§ **Problem description**
Write out each line exactly as given. Leave the pictures out of your copy.
-------------------------
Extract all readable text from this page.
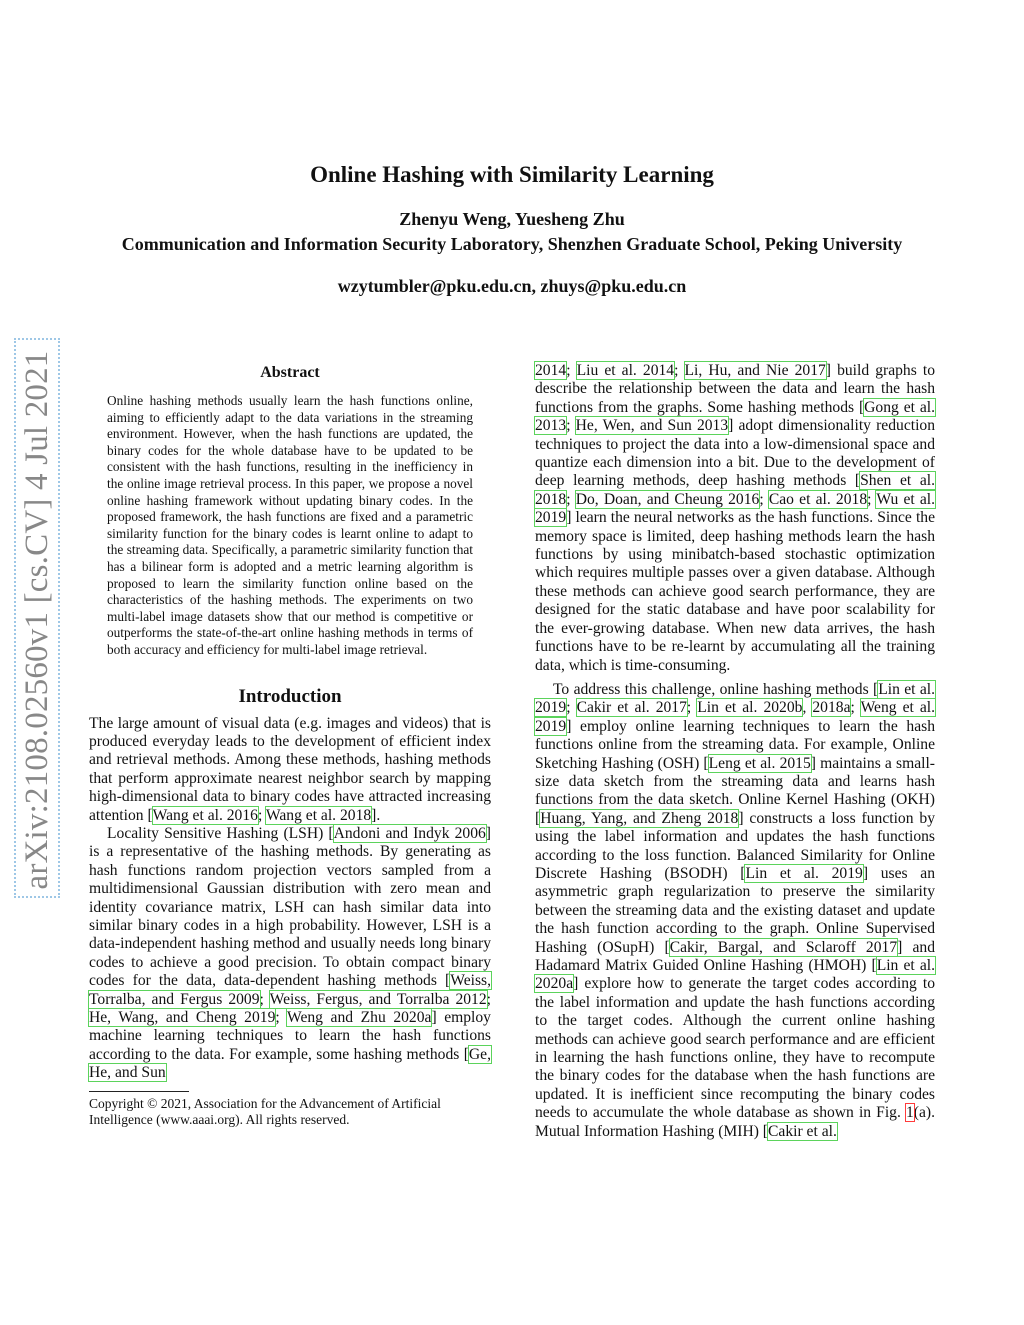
Online Hashing with Similarity Learning
Zhenyu Weng, Yuesheng Zhu
Communication and Information Security Laboratory, Shenzhen Graduate School, Peking University
wzytumbler@pku.edu.cn, zhuys@pku.edu.cn
arXiv:2108.02560v1 [cs.CV] 4 Jul 2021	Abstract
Online hashing methods usually learn the hash functions online, aiming to efficiently adapt to the data variations in the streaming environment. However, when the hash functions are updated, the binary codes for the whole database have to be updated to be consistent with the hash functions, resulting in the inefficiency in the online image retrieval process. In this paper, we propose a novel online hashing framework without updating binary codes. In the proposed framework, the hash functions are fixed and a parametric similarity function for the binary codes is learnt online to adapt to the streaming data. Specifically, a parametric similarity function that has a bilinear form is adopted and a metric learning algorithm is proposed to learn the similarity function online based on the characteristics of the hashing methods. The experiments on two multi-label image datasets show that our method is competitive or outperforms the state-of-the-art online hashing methods in terms of both accuracy and efficiency for multi-label image retrieval.
Introduction

The large amount of visual data (e.g. images and videos) that is produced everyday leads to the development of efficient index and retrieval methods. Among these methods, hashing methods that perform approximate nearest neighbor search by mapping high-dimensional data to binary codes have attracted increasing attention [Wang et al. 2016; Wang et al. 2018].

Locality Sensitive Hashing (LSH) [Andoni and Indyk 2006] is a representative of the hashing methods. By generating as hash functions random projection vectors sampled from a multidimensional Gaussian distribution with zero mean and identity covariance matrix, LSH can hash similar data into similar binary codes in a high probability. However, LSH is a data-independent hashing method and usually needs long binary codes to achieve a good precision. To obtain compact binary codes for the data, data-dependent hashing methods [Weiss, Torralba, and Fergus 2009; Weiss, Fergus, and Torralba 2012; He, Wang, and Cheng 2019; Weng and Zhu 2020a] employ machine learning techniques to learn the hash functions according to the data. For example, some hashing methods [Ge, He, and Sun

Copyright © 2021, Association for the Advancement of Artificial Intelligence (www.aaai.org). All rights reserved.

2014; Liu et al. 2014; Li, Hu, and Nie 2017] build graphs to describe the relationship between the data and learn the hash functions from the graphs. Some hashing methods [Gong et al. 2013; He, Wen, and Sun 2013] adopt dimensionality reduction techniques to project the data into a low-dimensional space and quantize each dimension into a bit. Due to the development of deep learning methods, deep hashing methods [Shen et al. 2018; Do, Doan, and Cheung 2016; Cao et al. 2018; Wu et al. 2019] learn the neural networks as the hash functions. Since the memory space is limited, deep hashing methods learn the hash functions by using minibatch-based stochastic optimization which requires multiple passes over a given database. Although these methods can achieve good search performance, they are designed for the static database and have poor scalability for the ever-growing database. When new data arrives, the hash functions have to be re-learnt by accumulating all the training data, which is time-consuming.

To address this challenge, online hashing methods [Lin et al. 2019; Cakir et al. 2017; Lin et al. 2020b, 2018a; Weng et al. 2019] employ online learning techniques to learn the hash functions online from the streaming data. For example, Online Sketching Hashing (OSH) [Leng et al. 2015] maintains a small-size data sketch from the streaming data and learns hash functions from the data sketch. Online Kernel Hashing (OKH) [Huang, Yang, and Zheng 2018] constructs a loss function by using the label information and updates the hash functions according to the loss function. Balanced Similarity for Online Discrete Hashing (BSODH) [Lin et al. 2019] uses an asymmetric graph regularization to preserve the similarity between the streaming data and the existing dataset and update the hash function according to the graph. Online Supervised Hashing (OSupH) [Cakir, Bargal, and Sclaroff 2017] and Hadamard Matrix Guided Online Hashing (HMOH) [Lin et al. 2020a] explore how to generate the target codes according to the label information and update the hash functions according to the target codes. Although the current online hashing methods can achieve good search performance and are efficient in learning the hash functions online, they have to recompute the binary codes for the database when the hash functions are updated. It is inefficient since recomputing the binary codes needs to accumulate the whole database as shown in Fig. 1(a). Mutual Information Hashing (MIH) [Cakir et al.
-------------------------
§ **Exercise result**
Extract all readable text from this page.
Online Hashing with Similarity Learning
Zhenyu Weng, Yuesheng Zhu
Communication and Information Security Laboratory, Shenzhen Graduate School, Peking University
wzytumbler@pku.edu.cn, zhuys@pku.edu.cn
arXiv:2108.02560v1 [cs.CV] 4 Jul 2021	Abstract
Online hashing methods usually learn the hash functions online, aiming to efficiently adapt to the data variations in the streaming environment. However, when the hash functions are updated, the binary codes for the whole database have to be updated to be consistent with the hash functions, resulting in the inefficiency in the online image retrieval process. In this paper, we propose a novel online hashing framework without updating binary codes. In the proposed framework, the hash functions are fixed and a parametric similarity function for the binary codes is learnt online to adapt to the streaming data. Specifically, a parametric similarity function that has a bilinear form is adopted and a metric learning algorithm is proposed to learn the similarity function online based on the characteristics of the hashing methods. The experiments on two multi-label image datasets show that our method is competitive or outperforms the state-of-the-art online hashing methods in terms of both accuracy and efficiency for multi-label image retrieval.
Introduction

The large amount of visual data (e.g. images and videos) that is produced everyday leads to the development of efficient index and retrieval methods. Among these methods, hashing methods that perform approximate nearest neighbor search by mapping high-dimensional data to binary codes have attracted increasing attention [Wang et al. 2016; Wang et al. 2018].

Locality Sensitive Hashing (LSH) [Andoni and Indyk 2006] is a representative of the hashing methods. By generating as hash functions random projection vectors sampled from a multidimensional Gaussian distribution with zero mean and identity covariance matrix, LSH can hash similar data into similar binary codes in a high probability. However, LSH is a data-independent hashing method and usually needs long binary codes to achieve a good precision. To obtain compact binary codes for the data, data-dependent hashing methods [Weiss, Torralba, and Fergus 2009; Weiss, Fergus, and Torralba 2012; He, Wang, and Cheng 2019; Weng and Zhu 2020a] employ machine learning techniques to learn the hash functions according to the data. For example, some hashing methods [Ge, He, and Sun

Copyright © 2021, Association for the Advancement of Artificial Intelligence (www.aaai.org). All rights reserved.

2014; Liu et al. 2014; Li, Hu, and Nie 2017] build graphs to describe the relationship between the data and learn the hash functions from the graphs. Some hashing methods [Gong et al. 2013; He, Wen, and Sun 2013] adopt dimensionality reduction techniques to project the data into a low-dimensional space and quantize each dimension into a bit. Due to the development of deep learning methods, deep hashing methods [Shen et al. 2018; Do, Doan, and Cheung 2016; Cao et al. 2018; Wu et al. 2019] learn the neural networks as the hash functions. Since the memory space is limited, deep hashing methods learn the hash functions by using minibatch-based stochastic optimization which requires multiple passes over a given database. Although these methods can achieve good search performance, they are designed for the static database and have poor scalability for the ever-growing database. When new data arrives, the hash functions have to be re-learnt by accumulating all the training data, which is time-consuming.

To address this challenge, online hashing methods [Lin et al. 2019; Cakir et al. 2017; Lin et al. 2020b, 2018a; Weng et al. 2019] employ online learning techniques to learn the hash functions online from the streaming data. For example, Online Sketching Hashing (OSH) [Leng et al. 2015] maintains a small-size data sketch from the streaming data and learns hash functions from the data sketch. Online Kernel Hashing (OKH) [Huang, Yang, and Zheng 2018] constructs a loss function by using the label information and updates the hash functions according to the loss function. Balanced Similarity for Online Discrete Hashing (BSODH) [Lin et al. 2019] uses an asymmetric graph regularization to preserve the similarity between the streaming data and the existing dataset and update the hash function according to the graph. Online Supervised Hashing (OSupH) [Cakir, Bargal, and Sclaroff 2017] and Hadamard Matrix Guided Online Hashing (HMOH) [Lin et al. 2020a] explore how to generate the target codes according to the label information and update the hash functions according to the target codes. Although the current online hashing methods can achieve good search performance and are efficient in learning the hash functions online, they have to recompute the binary codes for the database when the hash functions are updated. It is inefficient since recomputing the binary codes needs to accumulate the whole database as shown in Fig. 1(a). Mutual Information Hashing (MIH) [Cakir et al.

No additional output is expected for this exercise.